• **What you should do**:
Locate the lines that hold the string "přátelství". Copy every such line.

• **Task input**:
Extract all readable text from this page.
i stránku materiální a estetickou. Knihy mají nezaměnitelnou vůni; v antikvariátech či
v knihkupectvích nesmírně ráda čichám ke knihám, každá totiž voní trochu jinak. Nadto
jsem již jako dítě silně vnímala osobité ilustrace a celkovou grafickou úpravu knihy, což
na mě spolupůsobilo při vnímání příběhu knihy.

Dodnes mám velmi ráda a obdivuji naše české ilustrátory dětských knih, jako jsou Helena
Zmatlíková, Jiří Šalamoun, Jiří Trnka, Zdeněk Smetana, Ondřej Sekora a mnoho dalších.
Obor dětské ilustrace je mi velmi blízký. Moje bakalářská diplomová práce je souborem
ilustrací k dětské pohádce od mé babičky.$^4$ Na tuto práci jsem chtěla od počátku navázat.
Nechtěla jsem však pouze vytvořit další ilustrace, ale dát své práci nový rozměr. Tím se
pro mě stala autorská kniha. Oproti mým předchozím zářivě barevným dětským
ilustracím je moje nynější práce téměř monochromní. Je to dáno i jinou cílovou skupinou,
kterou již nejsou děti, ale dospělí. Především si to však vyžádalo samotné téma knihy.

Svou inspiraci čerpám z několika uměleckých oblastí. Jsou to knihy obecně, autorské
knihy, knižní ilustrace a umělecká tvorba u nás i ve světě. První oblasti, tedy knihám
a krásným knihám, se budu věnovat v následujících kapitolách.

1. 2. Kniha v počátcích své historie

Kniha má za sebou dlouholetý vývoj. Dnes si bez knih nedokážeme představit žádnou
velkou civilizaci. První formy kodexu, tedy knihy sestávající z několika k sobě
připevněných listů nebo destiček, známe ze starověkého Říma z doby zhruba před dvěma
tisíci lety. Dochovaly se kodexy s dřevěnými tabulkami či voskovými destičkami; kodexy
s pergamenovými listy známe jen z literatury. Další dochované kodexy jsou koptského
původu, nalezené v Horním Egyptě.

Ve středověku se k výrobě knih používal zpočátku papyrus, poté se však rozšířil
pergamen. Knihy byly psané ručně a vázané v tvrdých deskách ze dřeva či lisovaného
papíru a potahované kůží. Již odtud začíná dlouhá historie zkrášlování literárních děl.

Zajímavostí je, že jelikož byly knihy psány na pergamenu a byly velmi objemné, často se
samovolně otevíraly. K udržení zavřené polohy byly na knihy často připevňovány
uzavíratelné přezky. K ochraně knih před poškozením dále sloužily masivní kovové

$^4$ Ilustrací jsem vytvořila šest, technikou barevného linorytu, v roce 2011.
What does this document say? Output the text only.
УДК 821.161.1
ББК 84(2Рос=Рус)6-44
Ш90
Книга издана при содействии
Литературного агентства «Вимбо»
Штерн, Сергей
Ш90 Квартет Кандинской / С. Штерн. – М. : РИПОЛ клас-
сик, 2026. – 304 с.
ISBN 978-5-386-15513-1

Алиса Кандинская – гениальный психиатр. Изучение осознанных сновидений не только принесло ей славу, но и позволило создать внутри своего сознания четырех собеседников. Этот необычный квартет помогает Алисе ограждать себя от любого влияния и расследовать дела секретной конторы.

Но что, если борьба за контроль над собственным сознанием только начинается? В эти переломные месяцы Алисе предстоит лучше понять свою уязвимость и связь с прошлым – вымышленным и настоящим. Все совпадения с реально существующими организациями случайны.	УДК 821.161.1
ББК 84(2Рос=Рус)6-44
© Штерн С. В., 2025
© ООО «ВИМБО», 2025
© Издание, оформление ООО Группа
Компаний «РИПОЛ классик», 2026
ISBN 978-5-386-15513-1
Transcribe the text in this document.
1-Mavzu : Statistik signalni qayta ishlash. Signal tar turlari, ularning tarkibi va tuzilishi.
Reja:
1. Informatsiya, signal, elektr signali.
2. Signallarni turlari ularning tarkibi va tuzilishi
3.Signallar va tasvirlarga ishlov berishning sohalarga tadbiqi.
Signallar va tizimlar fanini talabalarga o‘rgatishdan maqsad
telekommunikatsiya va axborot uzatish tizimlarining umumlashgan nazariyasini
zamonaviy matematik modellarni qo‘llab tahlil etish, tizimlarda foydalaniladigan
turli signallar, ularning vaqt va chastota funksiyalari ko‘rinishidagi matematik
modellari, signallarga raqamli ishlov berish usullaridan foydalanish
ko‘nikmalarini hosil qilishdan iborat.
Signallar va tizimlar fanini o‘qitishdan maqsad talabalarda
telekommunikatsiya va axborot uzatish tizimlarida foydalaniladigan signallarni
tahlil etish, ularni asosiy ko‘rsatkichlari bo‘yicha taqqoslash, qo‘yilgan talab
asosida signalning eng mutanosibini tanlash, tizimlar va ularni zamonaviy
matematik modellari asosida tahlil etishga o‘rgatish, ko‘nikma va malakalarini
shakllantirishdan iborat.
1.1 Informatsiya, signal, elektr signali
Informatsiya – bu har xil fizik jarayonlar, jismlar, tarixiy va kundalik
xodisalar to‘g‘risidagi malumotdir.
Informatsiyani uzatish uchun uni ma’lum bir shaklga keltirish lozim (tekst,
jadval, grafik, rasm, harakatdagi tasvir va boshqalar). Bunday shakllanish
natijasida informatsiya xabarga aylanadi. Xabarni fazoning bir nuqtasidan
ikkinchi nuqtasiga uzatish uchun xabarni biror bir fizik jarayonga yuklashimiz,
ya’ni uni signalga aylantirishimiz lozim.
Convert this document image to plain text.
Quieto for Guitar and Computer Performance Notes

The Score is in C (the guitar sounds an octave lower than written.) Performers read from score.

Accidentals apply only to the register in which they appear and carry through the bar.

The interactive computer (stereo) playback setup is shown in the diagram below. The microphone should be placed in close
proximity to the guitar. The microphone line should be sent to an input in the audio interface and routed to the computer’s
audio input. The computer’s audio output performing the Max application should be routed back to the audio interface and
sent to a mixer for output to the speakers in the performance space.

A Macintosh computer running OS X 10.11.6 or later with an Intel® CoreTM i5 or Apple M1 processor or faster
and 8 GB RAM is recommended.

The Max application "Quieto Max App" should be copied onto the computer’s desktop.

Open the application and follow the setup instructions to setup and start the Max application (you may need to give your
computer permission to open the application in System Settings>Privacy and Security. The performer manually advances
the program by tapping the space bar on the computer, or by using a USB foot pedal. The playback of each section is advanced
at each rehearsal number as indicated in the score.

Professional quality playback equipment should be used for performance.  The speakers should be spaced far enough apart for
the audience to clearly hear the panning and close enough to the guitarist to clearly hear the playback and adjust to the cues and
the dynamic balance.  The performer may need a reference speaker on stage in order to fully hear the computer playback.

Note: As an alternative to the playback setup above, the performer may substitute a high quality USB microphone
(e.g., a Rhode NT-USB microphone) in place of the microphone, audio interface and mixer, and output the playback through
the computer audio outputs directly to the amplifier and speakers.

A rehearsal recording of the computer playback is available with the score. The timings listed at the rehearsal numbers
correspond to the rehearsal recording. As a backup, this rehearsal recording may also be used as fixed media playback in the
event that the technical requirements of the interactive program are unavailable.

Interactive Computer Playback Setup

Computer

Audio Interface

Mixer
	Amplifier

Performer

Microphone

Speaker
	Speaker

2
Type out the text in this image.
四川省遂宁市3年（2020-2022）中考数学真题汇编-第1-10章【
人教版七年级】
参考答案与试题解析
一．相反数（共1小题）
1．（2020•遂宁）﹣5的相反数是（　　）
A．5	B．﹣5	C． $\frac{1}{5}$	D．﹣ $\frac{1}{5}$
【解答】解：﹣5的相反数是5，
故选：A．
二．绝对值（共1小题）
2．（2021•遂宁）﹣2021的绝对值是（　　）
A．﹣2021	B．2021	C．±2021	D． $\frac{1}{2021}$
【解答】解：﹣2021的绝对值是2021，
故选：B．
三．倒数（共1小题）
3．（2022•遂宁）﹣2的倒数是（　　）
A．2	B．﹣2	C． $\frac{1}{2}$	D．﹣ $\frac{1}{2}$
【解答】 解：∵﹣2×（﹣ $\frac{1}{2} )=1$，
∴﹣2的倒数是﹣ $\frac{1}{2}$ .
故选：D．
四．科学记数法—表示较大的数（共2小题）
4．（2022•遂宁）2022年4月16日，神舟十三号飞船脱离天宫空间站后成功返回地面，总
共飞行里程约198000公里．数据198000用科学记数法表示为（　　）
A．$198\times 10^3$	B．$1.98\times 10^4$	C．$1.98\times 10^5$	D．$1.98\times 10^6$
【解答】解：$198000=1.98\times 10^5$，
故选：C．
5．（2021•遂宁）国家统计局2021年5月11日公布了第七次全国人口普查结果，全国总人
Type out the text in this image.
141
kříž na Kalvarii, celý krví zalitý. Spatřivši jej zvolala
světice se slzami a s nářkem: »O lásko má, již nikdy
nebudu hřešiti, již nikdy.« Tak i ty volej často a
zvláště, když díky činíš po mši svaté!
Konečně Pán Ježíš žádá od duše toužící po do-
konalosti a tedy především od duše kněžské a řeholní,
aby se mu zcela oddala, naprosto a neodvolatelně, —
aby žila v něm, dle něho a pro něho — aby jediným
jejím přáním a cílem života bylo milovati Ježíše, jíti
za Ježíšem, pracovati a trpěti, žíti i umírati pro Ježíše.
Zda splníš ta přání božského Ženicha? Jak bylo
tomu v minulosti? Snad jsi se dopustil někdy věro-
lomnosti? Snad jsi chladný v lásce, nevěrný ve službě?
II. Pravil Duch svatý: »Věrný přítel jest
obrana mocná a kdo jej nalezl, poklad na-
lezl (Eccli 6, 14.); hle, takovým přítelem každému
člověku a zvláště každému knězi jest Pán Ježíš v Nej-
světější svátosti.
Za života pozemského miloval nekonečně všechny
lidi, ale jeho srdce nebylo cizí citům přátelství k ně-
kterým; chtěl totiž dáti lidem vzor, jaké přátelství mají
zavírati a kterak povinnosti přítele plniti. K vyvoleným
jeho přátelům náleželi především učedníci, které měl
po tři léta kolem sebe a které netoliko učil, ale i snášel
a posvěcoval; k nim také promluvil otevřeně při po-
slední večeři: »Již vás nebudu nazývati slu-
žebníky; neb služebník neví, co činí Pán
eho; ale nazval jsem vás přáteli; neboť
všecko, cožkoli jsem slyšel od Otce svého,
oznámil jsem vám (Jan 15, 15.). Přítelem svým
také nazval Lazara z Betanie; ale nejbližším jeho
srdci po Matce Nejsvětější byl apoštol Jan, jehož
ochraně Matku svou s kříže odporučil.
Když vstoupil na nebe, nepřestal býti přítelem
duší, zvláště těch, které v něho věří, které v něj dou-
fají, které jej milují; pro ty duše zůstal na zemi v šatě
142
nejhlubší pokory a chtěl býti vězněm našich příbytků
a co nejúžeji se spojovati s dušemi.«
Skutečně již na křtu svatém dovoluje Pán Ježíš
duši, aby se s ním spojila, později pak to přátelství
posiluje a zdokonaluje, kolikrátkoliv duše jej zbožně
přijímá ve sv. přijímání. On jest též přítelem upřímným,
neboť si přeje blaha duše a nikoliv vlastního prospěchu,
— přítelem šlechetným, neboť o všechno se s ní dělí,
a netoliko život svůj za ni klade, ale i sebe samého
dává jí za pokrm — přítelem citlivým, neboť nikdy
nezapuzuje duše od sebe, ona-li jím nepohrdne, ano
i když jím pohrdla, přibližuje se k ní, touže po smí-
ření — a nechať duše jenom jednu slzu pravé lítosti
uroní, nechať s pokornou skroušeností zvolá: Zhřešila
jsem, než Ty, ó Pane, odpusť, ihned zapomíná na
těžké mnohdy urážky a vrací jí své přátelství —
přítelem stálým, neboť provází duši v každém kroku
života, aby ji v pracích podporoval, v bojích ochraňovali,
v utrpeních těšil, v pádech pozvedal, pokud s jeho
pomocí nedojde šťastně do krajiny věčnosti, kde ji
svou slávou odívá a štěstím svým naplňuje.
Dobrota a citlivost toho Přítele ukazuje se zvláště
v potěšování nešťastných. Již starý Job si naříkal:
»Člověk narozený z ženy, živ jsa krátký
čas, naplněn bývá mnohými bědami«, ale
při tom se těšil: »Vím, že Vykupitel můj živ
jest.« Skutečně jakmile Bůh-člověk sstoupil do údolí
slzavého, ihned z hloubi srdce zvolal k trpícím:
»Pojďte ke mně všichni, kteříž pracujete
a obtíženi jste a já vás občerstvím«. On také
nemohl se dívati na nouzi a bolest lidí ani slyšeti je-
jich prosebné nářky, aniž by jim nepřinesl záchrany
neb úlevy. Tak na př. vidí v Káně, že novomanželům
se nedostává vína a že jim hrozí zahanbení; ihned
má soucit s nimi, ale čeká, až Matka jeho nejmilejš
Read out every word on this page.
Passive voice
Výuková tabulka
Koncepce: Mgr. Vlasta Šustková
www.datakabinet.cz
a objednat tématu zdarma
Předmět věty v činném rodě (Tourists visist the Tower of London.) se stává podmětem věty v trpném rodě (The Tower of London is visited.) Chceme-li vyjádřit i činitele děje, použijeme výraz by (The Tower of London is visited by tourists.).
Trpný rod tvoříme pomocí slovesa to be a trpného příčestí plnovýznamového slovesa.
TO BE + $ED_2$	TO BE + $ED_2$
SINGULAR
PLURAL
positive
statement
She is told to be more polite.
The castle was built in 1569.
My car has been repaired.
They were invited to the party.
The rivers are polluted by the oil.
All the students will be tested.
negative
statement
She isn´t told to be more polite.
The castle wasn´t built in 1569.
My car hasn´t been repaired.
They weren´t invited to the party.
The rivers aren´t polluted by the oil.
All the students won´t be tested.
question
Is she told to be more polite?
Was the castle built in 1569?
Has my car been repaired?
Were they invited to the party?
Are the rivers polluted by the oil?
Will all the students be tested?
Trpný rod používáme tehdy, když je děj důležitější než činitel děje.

• **Exercise result**:
lidi, ale jeho srdce nebylo cizí citům přátelství k ně-
kterým; chtěl totiž dáti lidem vzor, jaké přátelství mají
duši, aby se s ním spojila, později pak to přátelství
těžké mnohdy urážky a vrací jí své přátelství —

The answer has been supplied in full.